Write the next part of the freeway video surveillance passage, beginning immediately after its final sentence.

**Passage to read:**
◇ ◇ ◇

15.2.9 Video Surveillance

Closed circuit television (CCTV) systems have been used for many years to provide visual surveillance of the freeway system. Control centers typically use CCTV systems for the following purposes:

• Detecting and verifying incidents.
• Monitoring traffic conditions
• Monitoring incident clearance.
• Verifying message displays on changeable message signs.
• Monitoring environmental conditions (e.g., visibility distance, wet pavement).

For fixed location CCTV systems, video cameras are permanently mounted either on existing structures along the freeway or on specially installed camera poles (see Figure 15-10). This type of system consists of various components, including the following:

• Video camera unit.
• Mounting structure (existing or newly installed).
• Controller cabinet housing the camera monitoring and control equipment.
• Communication system connecting camera to control center.
• Video monitors and camera controls located in control center.

Figure 15-10: CCTV Camera Assembly (Courtesy of Wisconsin DOT)

CCTV systems allow control room personnel to visually monitor sections of roadway and to react directly to the actual conditions on the roadway. Since operators can lose interest if required to constantly view CCTV monitors, and may fail to notice incidents immediately after they occur, current systems are being designed to automatically position cameras at suspected incident locations (as signaled by incident detection algorithms) and to alert the operator.

◇ ◇ ◇

**Record extracts:**
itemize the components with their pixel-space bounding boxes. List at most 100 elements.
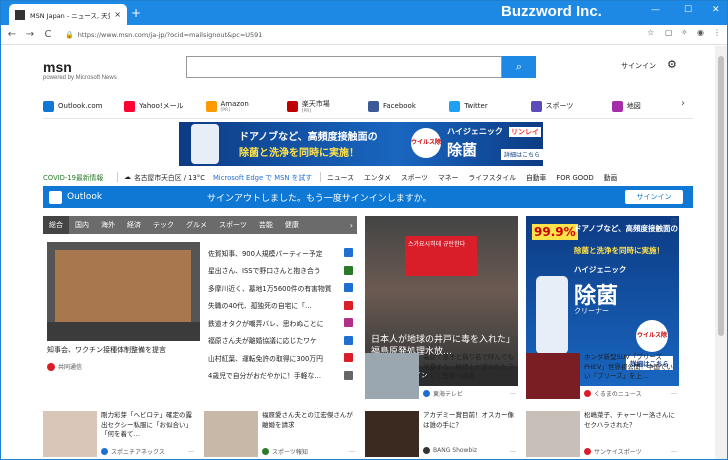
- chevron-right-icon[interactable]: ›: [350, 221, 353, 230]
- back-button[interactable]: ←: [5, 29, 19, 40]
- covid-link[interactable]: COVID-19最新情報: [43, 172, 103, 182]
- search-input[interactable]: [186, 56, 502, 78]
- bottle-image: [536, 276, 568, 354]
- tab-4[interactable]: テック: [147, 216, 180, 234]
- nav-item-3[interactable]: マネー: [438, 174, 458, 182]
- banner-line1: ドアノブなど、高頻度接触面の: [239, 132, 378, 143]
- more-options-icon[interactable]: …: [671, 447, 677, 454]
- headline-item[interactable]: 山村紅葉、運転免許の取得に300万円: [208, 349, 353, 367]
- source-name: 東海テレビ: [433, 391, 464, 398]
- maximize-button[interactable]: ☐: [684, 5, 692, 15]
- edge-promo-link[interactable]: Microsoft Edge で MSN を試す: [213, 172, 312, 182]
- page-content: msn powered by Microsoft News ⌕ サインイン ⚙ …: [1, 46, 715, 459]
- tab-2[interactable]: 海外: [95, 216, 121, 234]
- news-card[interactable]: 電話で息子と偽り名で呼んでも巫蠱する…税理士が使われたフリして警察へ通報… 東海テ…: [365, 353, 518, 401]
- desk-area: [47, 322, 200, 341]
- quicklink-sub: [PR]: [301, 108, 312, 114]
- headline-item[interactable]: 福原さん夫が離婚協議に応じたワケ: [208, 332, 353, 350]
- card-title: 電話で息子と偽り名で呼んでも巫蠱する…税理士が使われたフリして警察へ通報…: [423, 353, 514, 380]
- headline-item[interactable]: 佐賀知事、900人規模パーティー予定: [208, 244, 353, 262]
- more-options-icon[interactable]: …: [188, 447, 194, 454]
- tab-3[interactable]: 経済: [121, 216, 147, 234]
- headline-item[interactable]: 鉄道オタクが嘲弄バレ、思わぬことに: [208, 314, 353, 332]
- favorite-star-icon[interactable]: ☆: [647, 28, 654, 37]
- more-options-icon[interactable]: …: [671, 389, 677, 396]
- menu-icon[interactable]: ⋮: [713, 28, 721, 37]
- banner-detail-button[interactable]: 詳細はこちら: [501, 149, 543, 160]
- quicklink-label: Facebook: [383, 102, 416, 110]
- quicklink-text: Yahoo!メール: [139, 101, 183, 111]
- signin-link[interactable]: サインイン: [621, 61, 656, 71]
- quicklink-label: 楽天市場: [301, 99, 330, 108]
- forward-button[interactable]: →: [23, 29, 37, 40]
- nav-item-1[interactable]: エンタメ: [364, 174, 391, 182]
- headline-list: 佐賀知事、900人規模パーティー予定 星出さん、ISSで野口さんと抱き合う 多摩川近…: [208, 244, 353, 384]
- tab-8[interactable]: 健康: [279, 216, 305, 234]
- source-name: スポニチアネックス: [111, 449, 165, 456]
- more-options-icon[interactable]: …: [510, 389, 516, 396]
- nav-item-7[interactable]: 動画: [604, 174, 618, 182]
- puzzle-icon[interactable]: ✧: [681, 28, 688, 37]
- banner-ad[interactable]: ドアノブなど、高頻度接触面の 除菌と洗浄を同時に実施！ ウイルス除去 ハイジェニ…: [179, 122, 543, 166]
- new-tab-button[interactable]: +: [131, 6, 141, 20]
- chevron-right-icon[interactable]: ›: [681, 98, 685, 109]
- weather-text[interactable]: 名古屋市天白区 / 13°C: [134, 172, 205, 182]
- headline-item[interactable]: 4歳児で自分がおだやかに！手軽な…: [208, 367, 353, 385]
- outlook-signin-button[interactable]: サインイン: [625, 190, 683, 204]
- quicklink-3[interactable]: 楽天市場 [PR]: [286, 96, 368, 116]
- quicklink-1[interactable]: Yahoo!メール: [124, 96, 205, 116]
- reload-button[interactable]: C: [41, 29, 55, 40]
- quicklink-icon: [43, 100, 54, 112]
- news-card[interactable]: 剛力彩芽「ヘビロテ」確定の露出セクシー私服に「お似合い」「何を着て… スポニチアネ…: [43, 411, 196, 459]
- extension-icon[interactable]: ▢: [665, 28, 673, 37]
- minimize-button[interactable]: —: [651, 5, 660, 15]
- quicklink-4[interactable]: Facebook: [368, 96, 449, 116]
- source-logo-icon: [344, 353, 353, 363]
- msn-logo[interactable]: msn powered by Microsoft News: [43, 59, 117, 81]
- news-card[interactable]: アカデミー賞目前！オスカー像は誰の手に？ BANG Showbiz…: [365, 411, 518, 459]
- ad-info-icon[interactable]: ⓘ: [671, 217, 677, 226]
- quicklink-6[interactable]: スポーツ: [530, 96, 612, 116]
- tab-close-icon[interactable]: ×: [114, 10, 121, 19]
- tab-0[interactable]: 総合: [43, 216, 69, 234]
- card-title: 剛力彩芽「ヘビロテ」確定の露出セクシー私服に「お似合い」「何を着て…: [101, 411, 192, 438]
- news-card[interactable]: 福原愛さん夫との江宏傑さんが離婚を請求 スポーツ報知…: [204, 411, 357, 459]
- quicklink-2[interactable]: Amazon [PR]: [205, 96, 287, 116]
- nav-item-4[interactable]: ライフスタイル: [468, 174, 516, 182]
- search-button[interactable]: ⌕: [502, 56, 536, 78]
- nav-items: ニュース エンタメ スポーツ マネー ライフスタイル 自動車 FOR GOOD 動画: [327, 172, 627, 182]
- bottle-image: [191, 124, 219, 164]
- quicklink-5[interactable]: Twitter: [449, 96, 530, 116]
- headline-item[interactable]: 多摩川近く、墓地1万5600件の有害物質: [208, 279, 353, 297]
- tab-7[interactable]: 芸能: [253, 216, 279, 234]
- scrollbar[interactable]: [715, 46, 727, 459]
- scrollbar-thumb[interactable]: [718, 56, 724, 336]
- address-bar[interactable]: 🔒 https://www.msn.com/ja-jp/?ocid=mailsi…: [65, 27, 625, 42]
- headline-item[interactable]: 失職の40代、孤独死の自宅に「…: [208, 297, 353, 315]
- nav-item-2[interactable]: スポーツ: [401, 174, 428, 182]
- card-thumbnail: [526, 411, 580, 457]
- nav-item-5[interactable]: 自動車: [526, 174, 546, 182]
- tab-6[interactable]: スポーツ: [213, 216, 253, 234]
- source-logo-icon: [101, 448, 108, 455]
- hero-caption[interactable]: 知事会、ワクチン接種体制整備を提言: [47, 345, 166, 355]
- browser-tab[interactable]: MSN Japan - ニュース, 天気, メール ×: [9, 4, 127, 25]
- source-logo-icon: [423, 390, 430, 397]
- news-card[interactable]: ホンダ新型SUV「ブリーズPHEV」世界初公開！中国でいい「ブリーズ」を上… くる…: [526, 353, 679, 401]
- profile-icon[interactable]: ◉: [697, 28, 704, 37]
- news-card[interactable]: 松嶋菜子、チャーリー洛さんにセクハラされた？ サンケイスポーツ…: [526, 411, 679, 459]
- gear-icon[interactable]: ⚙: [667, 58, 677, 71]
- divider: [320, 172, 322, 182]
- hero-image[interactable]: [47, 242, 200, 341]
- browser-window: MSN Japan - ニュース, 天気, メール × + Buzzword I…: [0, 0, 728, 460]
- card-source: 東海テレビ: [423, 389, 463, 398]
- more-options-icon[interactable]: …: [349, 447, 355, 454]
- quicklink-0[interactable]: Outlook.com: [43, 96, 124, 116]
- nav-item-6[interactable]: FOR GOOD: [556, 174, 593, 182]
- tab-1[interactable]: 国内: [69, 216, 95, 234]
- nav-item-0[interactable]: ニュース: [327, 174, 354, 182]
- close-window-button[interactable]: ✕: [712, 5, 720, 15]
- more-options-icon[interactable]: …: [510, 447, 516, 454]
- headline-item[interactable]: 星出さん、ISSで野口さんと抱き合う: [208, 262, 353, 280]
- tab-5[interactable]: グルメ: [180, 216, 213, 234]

◇ ◇ ◇

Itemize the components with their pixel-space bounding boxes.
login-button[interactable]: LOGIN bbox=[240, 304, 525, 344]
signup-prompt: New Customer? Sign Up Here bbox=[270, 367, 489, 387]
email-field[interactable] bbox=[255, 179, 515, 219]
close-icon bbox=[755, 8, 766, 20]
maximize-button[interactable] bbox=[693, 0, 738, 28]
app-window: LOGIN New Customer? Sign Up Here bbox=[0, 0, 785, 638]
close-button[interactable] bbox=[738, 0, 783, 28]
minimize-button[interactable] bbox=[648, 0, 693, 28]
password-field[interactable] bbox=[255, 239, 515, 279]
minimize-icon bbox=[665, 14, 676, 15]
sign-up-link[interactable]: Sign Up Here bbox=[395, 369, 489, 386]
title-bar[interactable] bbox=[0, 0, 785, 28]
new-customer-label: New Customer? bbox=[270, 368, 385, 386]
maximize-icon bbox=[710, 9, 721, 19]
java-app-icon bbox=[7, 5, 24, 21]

◇ ◇ ◇

**Written response:**
15.2.9.1 Cameras

Current CCTV technology allows viewing of ¼ to ½ mi (0.4 to 0.8 km) in each direction if the camera mounting, topography, road configuration, and weather are ideal. The location for CCTV cameras is dependent on the terrain, number of horizontal and vertical curves, desire to monitor weaving areas, identification of high-incident locations, and the need to view ramps and arterial streets. Each prospective site must be investigated to establish the camera range and field-of-view that will be obtained as a function of mounting height and lens selection.

Two key measures of CCTV camera operation are light sensitivity and camera resolution. Sensitivity describes the amount of light needed to make a useful image, while resolution is the number of lines reproduced from the camera signal in making a video image on a monitor useful. The amount of available light is one of the most important factors affecting CCTV camera performance in traffic applications. Therefore, cameras must be sufficiently sensitive to view traffic conditions during morning and evening peak periods, even in winter when illumination may be very low during morning and evening "rush" hours. Light levels at intersections and interchanges typically range from 2 to 3 foot-candles (FC), while light levels can be less than 0.1 FC at roadway sections between intersections / interchanges. Cameras should also provide good horizontal resolution since this parameter helps determine image quality and ability to discern details. This is particularly important for viewing at a distance.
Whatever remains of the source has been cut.